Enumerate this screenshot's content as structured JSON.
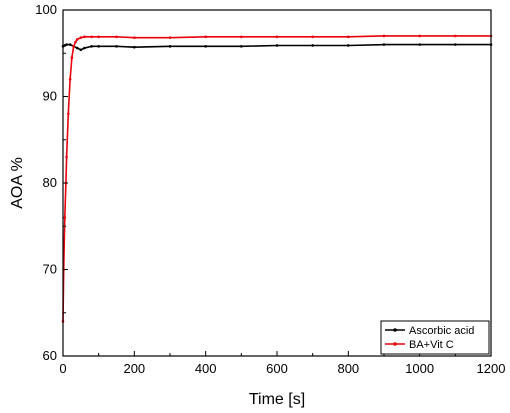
{
  "chart_data": {
    "type": "line",
    "title": "",
    "xlabel": "Time [s]",
    "ylabel": "AOA %",
    "xlim": [
      0,
      1200
    ],
    "ylim": [
      60,
      100
    ],
    "xticks": [
      0,
      200,
      400,
      600,
      800,
      1000,
      1200
    ],
    "yticks": [
      60,
      70,
      80,
      90,
      100
    ],
    "xtick_labels": [
      "0",
      "200",
      "400",
      "600",
      "800",
      "1000",
      "1200"
    ],
    "ytick_labels": [
      "60",
      "70",
      "80",
      "90",
      "100"
    ],
    "grid": false,
    "legend_position": "bottom-right",
    "series": [
      {
        "name": "Ascorbic acid",
        "color": "#000000",
        "x": [
          0,
          5,
          10,
          20,
          30,
          40,
          50,
          60,
          80,
          100,
          150,
          200,
          300,
          400,
          500,
          600,
          700,
          800,
          900,
          1000,
          1100,
          1200
        ],
        "y": [
          95.8,
          95.9,
          96.0,
          96.0,
          95.8,
          95.6,
          95.4,
          95.6,
          95.8,
          95.8,
          95.8,
          95.7,
          95.8,
          95.8,
          95.8,
          95.9,
          95.9,
          95.9,
          96.0,
          96.0,
          96.0,
          96.0
        ]
      },
      {
        "name": "BA+Vit C",
        "color": "#e8000b",
        "x": [
          0,
          2,
          5,
          8,
          10,
          15,
          20,
          25,
          30,
          35,
          40,
          50,
          60,
          80,
          100,
          150,
          200,
          300,
          400,
          500,
          600,
          700,
          800,
          900,
          1000,
          1100,
          1200
        ],
        "y": [
          64.0,
          70.0,
          76.0,
          80.0,
          83.0,
          88.0,
          92.0,
          94.5,
          95.8,
          96.3,
          96.6,
          96.8,
          96.9,
          96.9,
          96.9,
          96.9,
          96.8,
          96.8,
          96.9,
          96.9,
          96.9,
          96.9,
          96.9,
          97.0,
          97.0,
          97.0,
          97.0
        ]
      }
    ]
  }
}
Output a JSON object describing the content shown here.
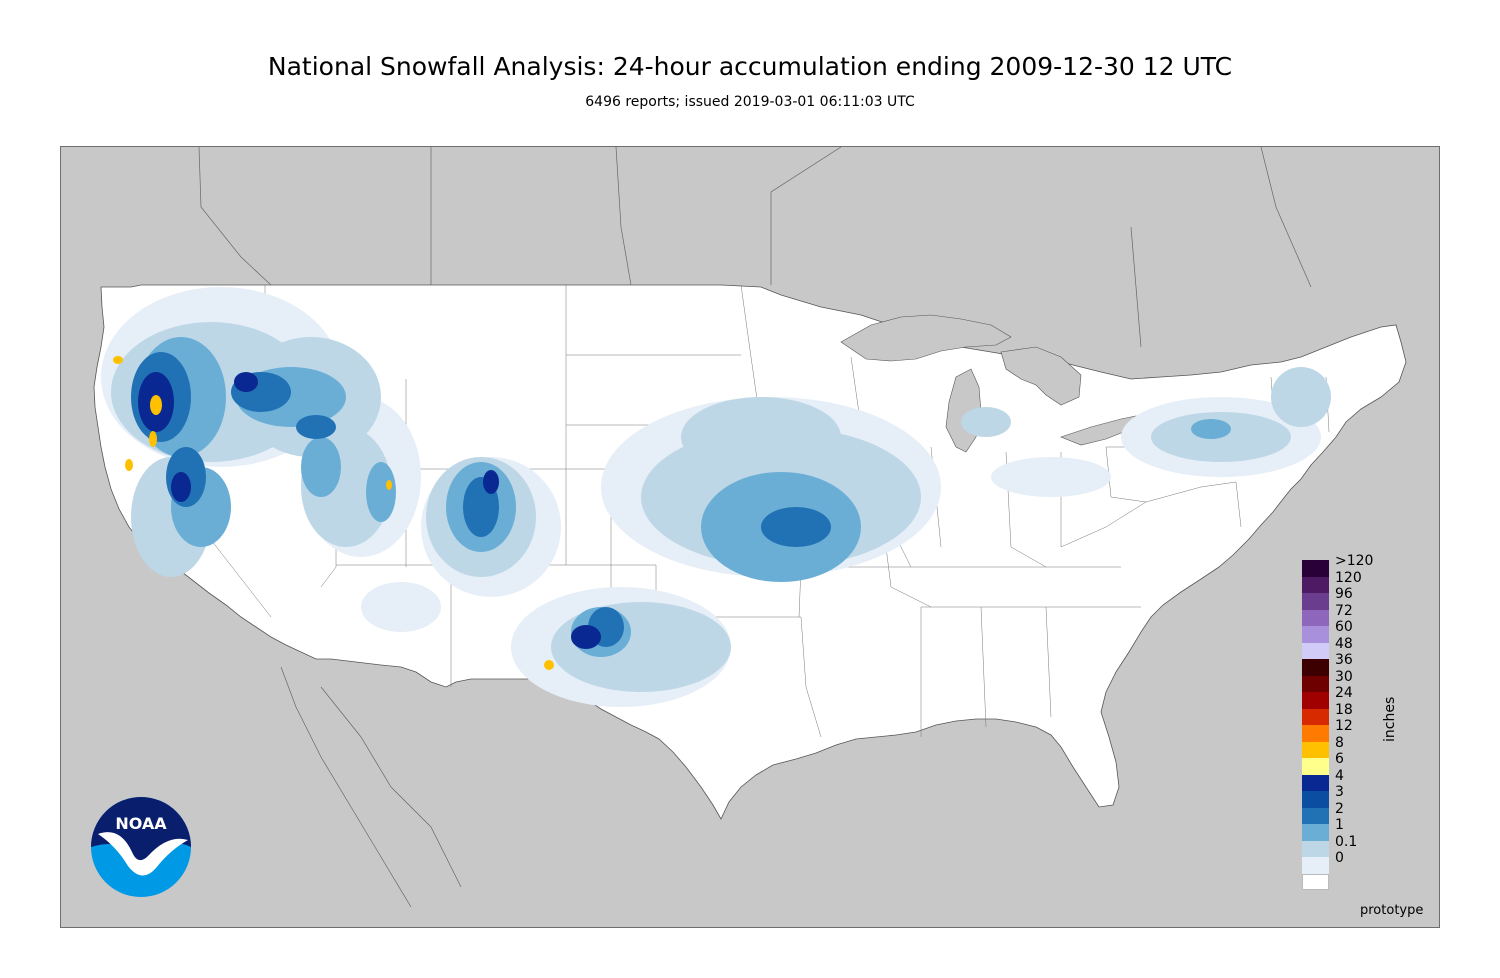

§ **GIVEN EXERCISE**
Return the listing above word for word, with the pictures removed.

§ **EXPECTED ANSWER**
Enumerate this screenshot's content as structured JSON.
{
  "chart_data": {
    "type": "line",
    "title": "",
    "xlabel": "Time [s]",
    "ylabel": "AOA %",
    "xlim": [
      0,
      1200
    ],
    "ylim": [
      60,
      100
    ],
    "xticks": [
      0,
      200,
      400,
      600,
      800,
      1000,
      1200
    ],
    "yticks": [
      60,
      70,
      80,
      90,
      100
    ],
    "xtick_labels": [
      "0",
      "200",
      "400",
      "600",
      "800",
      "1000",
      "1200"
    ],
    "ytick_labels": [
      "60",
      "70",
      "80",
      "90",
      "100"
    ],
    "grid": false,
    "legend_position": "bottom-right",
    "series": [
      {
        "name": "Ascorbic acid",
        "color": "#000000",
        "x": [
          0,
          5,
          10,
          20,
          30,
          40,
          50,
          60,
          80,
          100,
          150,
          200,
          300,
          400,
          500,
          600,
          700,
          800,
          900,
          1000,
          1100,
          1200
        ],
        "y": [
          95.8,
          95.9,
          96.0,
          96.0,
          95.8,
          95.6,
          95.4,
          95.6,
          95.8,
          95.8,
          95.8,
          95.7,
          95.8,
          95.8,
          95.8,
          95.9,
          95.9,
          95.9,
          96.0,
          96.0,
          96.0,
          96.0
        ]
      },
      {
        "name": "BA+Vit C",
        "color": "#e8000b",
        "x": [
          0,
          2,
          5,
          8,
          10,
          15,
          20,
          25,
          30,
          35,
          40,
          50,
          60,
          80,
          100,
          150,
          200,
          300,
          400,
          500,
          600,
          700,
          800,
          900,
          1000,
          1100,
          1200
        ],
        "y": [
          64.0,
          70.0,
          76.0,
          80.0,
          83.0,
          88.0,
          92.0,
          94.5,
          95.8,
          96.3,
          96.6,
          96.8,
          96.9,
          96.9,
          96.9,
          96.9,
          96.8,
          96.8,
          96.9,
          96.9,
          96.9,
          96.9,
          96.9,
          97.0,
          97.0,
          97.0,
          97.0
        ]
      }
    ]
  }
}
Output a JSON object describing the content shown here.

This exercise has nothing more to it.